↓

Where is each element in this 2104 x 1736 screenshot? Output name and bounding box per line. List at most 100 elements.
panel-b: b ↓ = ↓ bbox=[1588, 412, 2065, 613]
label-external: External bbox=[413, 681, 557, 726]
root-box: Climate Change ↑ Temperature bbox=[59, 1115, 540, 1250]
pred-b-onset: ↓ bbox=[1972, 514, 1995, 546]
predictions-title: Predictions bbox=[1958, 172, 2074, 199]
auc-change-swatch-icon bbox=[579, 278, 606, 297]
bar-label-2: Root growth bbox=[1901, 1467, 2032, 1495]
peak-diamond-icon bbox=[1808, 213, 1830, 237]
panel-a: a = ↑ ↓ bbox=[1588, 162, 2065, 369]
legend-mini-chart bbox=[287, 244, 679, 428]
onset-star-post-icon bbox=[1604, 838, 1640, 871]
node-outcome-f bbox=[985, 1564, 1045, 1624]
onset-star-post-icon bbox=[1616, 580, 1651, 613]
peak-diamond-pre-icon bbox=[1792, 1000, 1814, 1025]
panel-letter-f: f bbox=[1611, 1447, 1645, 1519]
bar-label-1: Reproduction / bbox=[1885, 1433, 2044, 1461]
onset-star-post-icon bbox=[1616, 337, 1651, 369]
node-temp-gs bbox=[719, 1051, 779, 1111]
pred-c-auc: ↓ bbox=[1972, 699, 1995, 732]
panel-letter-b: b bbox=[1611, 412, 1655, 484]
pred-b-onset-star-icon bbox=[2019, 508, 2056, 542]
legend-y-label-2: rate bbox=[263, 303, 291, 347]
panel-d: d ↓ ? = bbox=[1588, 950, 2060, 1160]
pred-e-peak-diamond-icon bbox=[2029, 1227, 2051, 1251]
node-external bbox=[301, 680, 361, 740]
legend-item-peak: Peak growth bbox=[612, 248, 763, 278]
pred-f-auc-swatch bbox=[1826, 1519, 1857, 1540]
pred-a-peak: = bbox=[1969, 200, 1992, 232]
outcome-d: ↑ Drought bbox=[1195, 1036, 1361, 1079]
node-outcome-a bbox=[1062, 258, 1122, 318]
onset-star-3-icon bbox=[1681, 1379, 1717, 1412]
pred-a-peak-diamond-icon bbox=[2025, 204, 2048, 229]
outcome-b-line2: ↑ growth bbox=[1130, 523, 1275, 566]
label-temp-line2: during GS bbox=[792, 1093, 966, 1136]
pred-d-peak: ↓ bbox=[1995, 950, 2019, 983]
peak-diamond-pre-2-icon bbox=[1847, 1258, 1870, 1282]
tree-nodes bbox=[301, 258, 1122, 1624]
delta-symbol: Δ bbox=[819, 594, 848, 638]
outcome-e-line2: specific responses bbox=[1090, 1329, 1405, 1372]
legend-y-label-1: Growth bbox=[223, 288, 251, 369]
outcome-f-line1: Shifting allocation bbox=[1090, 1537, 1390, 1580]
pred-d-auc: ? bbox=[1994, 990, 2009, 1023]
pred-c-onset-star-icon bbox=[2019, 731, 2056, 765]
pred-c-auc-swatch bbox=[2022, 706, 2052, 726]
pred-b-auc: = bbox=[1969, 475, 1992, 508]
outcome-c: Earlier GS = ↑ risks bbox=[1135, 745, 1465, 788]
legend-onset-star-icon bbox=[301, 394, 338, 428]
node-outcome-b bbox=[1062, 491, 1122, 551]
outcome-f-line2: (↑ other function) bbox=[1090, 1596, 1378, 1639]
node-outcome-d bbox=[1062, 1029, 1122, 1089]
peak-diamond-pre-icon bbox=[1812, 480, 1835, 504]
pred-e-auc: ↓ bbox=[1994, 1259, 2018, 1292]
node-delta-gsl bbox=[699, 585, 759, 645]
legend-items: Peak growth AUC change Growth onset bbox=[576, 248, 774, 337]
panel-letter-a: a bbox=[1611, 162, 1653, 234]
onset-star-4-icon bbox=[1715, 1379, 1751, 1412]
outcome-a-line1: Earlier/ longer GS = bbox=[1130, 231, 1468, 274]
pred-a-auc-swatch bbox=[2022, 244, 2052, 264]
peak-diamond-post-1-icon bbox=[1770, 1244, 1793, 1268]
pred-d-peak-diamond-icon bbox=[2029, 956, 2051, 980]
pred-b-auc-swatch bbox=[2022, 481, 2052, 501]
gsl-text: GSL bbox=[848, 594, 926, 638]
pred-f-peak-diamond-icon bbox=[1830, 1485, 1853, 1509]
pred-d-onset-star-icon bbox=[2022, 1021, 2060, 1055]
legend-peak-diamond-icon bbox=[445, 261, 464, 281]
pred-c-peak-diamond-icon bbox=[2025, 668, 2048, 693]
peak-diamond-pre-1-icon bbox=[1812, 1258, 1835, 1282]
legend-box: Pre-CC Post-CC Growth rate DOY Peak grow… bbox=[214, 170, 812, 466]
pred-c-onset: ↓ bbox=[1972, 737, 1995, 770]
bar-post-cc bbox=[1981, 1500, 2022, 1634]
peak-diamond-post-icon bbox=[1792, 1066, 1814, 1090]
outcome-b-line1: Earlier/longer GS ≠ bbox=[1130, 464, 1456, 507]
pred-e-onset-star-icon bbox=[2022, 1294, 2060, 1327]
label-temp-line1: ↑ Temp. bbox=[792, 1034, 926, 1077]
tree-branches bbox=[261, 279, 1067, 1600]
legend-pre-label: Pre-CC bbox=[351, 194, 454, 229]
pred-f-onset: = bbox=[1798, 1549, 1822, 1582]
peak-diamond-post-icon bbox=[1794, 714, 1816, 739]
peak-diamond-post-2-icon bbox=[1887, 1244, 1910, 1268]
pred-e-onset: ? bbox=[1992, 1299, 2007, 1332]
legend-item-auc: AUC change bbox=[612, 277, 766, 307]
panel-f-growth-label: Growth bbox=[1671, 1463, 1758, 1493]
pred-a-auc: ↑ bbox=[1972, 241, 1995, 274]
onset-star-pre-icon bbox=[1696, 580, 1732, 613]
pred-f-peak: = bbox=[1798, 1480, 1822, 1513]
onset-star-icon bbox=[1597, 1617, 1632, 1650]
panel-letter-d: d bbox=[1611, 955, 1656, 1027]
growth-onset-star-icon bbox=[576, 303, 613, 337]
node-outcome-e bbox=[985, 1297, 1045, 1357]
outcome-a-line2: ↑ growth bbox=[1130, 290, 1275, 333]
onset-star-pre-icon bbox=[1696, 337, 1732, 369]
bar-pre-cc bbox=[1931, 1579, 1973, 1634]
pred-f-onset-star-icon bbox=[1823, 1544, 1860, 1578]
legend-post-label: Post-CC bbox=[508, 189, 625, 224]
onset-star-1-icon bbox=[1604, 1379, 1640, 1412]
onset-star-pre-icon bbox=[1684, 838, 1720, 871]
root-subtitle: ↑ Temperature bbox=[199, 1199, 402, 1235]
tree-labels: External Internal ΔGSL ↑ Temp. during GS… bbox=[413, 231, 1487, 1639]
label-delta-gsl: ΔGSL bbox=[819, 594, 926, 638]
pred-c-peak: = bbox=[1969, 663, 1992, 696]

↑

» **Problem to work on**
Copy the records again, renaming every "Shifting allocation" to "Changing allocation" and leaving everything else unchanged.

» **Finished exercise**
Where is each element in this 2104 x 1736 screenshot? Output name and bounding box per line. List at most 100 elements.
panel-b: b ↓ = ↓ bbox=[1588, 412, 2065, 613]
label-external: External bbox=[413, 681, 557, 726]
root-box: Climate Change ↑ Temperature bbox=[59, 1115, 540, 1250]
pred-b-onset: ↓ bbox=[1972, 514, 1995, 546]
predictions-title: Predictions bbox=[1958, 172, 2074, 199]
auc-change-swatch-icon bbox=[579, 278, 606, 297]
bar-label-2: Root growth bbox=[1901, 1467, 2032, 1495]
peak-diamond-icon bbox=[1808, 213, 1830, 237]
panel-a: a = ↑ ↓ bbox=[1588, 162, 2065, 369]
legend-mini-chart bbox=[287, 244, 679, 428]
onset-star-post-icon bbox=[1604, 838, 1640, 871]
node-outcome-f bbox=[985, 1564, 1045, 1624]
onset-star-post-icon bbox=[1616, 580, 1651, 613]
peak-diamond-pre-icon bbox=[1792, 1000, 1814, 1025]
panel-letter-f: f bbox=[1611, 1447, 1645, 1519]
bar-label-1: Reproduction / bbox=[1885, 1433, 2044, 1461]
onset-star-post-icon bbox=[1616, 337, 1651, 369]
node-temp-gs bbox=[719, 1051, 779, 1111]
pred-c-auc: ↓ bbox=[1972, 699, 1995, 732]
panel-letter-b: b bbox=[1611, 412, 1655, 484]
pred-b-onset-star-icon bbox=[2019, 508, 2056, 542]
legend-y-label-2: rate bbox=[263, 303, 291, 347]
panel-d: d ↓ ? = bbox=[1588, 950, 2060, 1160]
pred-e-peak-diamond-icon bbox=[2029, 1227, 2051, 1251]
node-external bbox=[301, 680, 361, 740]
legend-item-peak: Peak growth bbox=[612, 248, 763, 278]
pred-f-auc-swatch bbox=[1826, 1519, 1857, 1540]
pred-a-peak: = bbox=[1969, 200, 1992, 232]
outcome-d: ↑ Drought bbox=[1195, 1036, 1361, 1079]
node-outcome-a bbox=[1062, 258, 1122, 318]
onset-star-3-icon bbox=[1681, 1379, 1717, 1412]
pred-a-peak-diamond-icon bbox=[2025, 204, 2048, 229]
outcome-b-line2: ↑ growth bbox=[1130, 523, 1275, 566]
label-temp-line2: during GS bbox=[792, 1093, 966, 1136]
pred-d-peak: ↓ bbox=[1995, 950, 2019, 983]
peak-diamond-pre-2-icon bbox=[1847, 1258, 1870, 1282]
tree-nodes bbox=[301, 258, 1122, 1624]
delta-symbol: Δ bbox=[819, 594, 848, 638]
outcome-e-line2: specific responses bbox=[1090, 1329, 1405, 1372]
legend-y-label-1: Growth bbox=[223, 288, 251, 369]
outcome-f-line1: Changing allocation bbox=[1090, 1537, 1390, 1580]
pred-d-auc: ? bbox=[1994, 990, 2009, 1023]
pred-c-onset-star-icon bbox=[2019, 731, 2056, 765]
pred-c-auc-swatch bbox=[2022, 706, 2052, 726]
pred-b-auc: = bbox=[1969, 475, 1992, 508]
outcome-c: Earlier GS = ↑ risks bbox=[1135, 745, 1465, 788]
legend-onset-star-icon bbox=[301, 394, 338, 428]
node-outcome-b bbox=[1062, 491, 1122, 551]
outcome-f-line2: (↑ other function) bbox=[1090, 1596, 1378, 1639]
node-outcome-d bbox=[1062, 1029, 1122, 1089]
peak-diamond-pre-icon bbox=[1812, 480, 1835, 504]
pred-e-auc: ↓ bbox=[1994, 1259, 2018, 1292]
node-delta-gsl bbox=[699, 585, 759, 645]
legend-items: Peak growth AUC change Growth onset bbox=[576, 248, 774, 337]
panel-letter-a: a bbox=[1611, 162, 1653, 234]
onset-star-4-icon bbox=[1715, 1379, 1751, 1412]
outcome-a-line1: Earlier/ longer GS = bbox=[1130, 231, 1468, 274]
pred-a-auc-swatch bbox=[2022, 244, 2052, 264]
peak-diamond-post-1-icon bbox=[1770, 1244, 1793, 1268]
pred-d-peak-diamond-icon bbox=[2029, 956, 2051, 980]
pred-b-auc-swatch bbox=[2022, 481, 2052, 501]
gsl-text: GSL bbox=[848, 594, 926, 638]
pred-f-peak-diamond-icon bbox=[1830, 1485, 1853, 1509]
pred-d-onset-star-icon bbox=[2022, 1021, 2060, 1055]
legend-peak-diamond-icon bbox=[445, 261, 464, 281]
pred-c-peak-diamond-icon bbox=[2025, 668, 2048, 693]
peak-diamond-pre-1-icon bbox=[1812, 1258, 1835, 1282]
legend-box: Pre-CC Post-CC Growth rate DOY Peak grow… bbox=[214, 170, 812, 466]
pred-c-onset: ↓ bbox=[1972, 737, 1995, 770]
bar-post-cc bbox=[1981, 1500, 2022, 1634]
peak-diamond-post-icon bbox=[1792, 1066, 1814, 1090]
outcome-b-line1: Earlier/longer GS ≠ bbox=[1130, 464, 1456, 507]
pred-e-onset-star-icon bbox=[2022, 1294, 2060, 1327]
label-temp-line1: ↑ Temp. bbox=[792, 1034, 926, 1077]
tree-branches bbox=[261, 279, 1067, 1600]
legend-pre-label: Pre-CC bbox=[351, 194, 454, 229]
pred-f-onset: = bbox=[1798, 1549, 1822, 1582]
peak-diamond-post-icon bbox=[1794, 714, 1816, 739]
peak-diamond-post-2-icon bbox=[1887, 1244, 1910, 1268]
pred-e-onset: ? bbox=[1992, 1299, 2007, 1332]
legend-item-auc: AUC change bbox=[612, 277, 766, 307]
panel-f-growth-label: Growth bbox=[1671, 1463, 1758, 1493]
pred-a-auc: ↑ bbox=[1972, 241, 1995, 274]
onset-star-pre-icon bbox=[1696, 580, 1732, 613]
pred-f-peak: = bbox=[1798, 1480, 1822, 1513]
onset-star-icon bbox=[1597, 1617, 1632, 1650]
panel-letter-d: d bbox=[1611, 955, 1656, 1027]
growth-onset-star-icon bbox=[576, 303, 613, 337]
node-outcome-e bbox=[985, 1297, 1045, 1357]
outcome-a-line2: ↑ growth bbox=[1130, 290, 1275, 333]
onset-star-pre-icon bbox=[1696, 337, 1732, 369]
bar-pre-cc bbox=[1931, 1579, 1973, 1634]
pred-f-onset-star-icon bbox=[1823, 1544, 1860, 1578]
legend-post-label: Post-CC bbox=[508, 189, 625, 224]
onset-star-1-icon bbox=[1604, 1379, 1640, 1412]
onset-star-pre-icon bbox=[1684, 838, 1720, 871]
root-subtitle: ↑ Temperature bbox=[199, 1199, 402, 1235]
tree-labels: External Internal ΔGSL ↑ Temp. during GS… bbox=[413, 231, 1487, 1639]
label-delta-gsl: ΔGSL bbox=[819, 594, 926, 638]
pred-c-peak: = bbox=[1969, 663, 1992, 696]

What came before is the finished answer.